— Instructions for the task —
Without the pictures, repeat the listing character for character.

— Available records —
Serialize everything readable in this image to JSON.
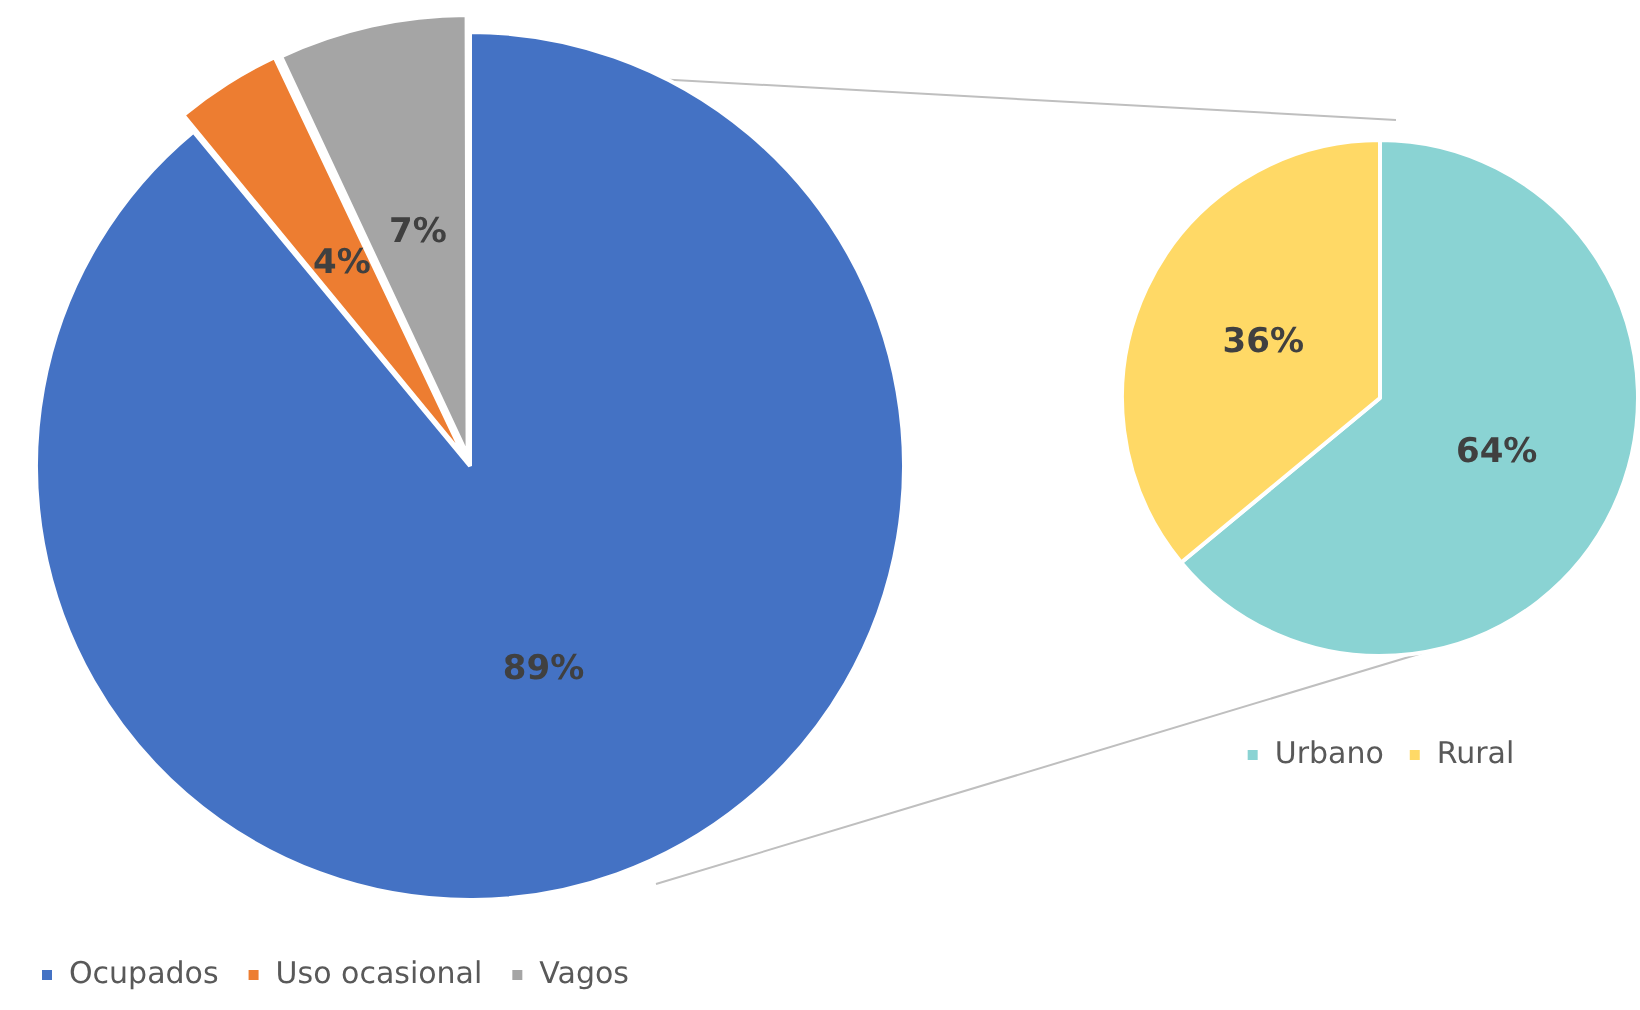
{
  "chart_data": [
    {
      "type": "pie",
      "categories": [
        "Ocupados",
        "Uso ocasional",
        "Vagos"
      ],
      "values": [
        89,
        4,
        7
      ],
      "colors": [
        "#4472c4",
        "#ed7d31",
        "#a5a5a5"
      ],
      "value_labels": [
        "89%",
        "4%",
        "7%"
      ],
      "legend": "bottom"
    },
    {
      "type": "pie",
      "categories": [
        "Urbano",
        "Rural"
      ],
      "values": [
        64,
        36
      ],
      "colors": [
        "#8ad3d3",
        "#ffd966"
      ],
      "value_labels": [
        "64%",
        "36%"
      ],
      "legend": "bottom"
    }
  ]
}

— Output of the task —
Serialize everything readable in this image to JSON.
{
  "chart_data": [
    {
      "type": "pie",
      "categories": [
        "Ocupados",
        "Uso ocasional",
        "Vagos"
      ],
      "values": [
        89,
        4,
        7
      ],
      "colors": [
        "#4472c4",
        "#ed7d31",
        "#a5a5a5"
      ],
      "value_labels": [
        "89%",
        "4%",
        "7%"
      ],
      "legend": "bottom"
    },
    {
      "type": "pie",
      "categories": [
        "Urbano",
        "Rural"
      ],
      "values": [
        64,
        36
      ],
      "colors": [
        "#8ad3d3",
        "#ffd966"
      ],
      "value_labels": [
        "64%",
        "36%"
      ],
      "legend": "bottom"
    }
  ]
}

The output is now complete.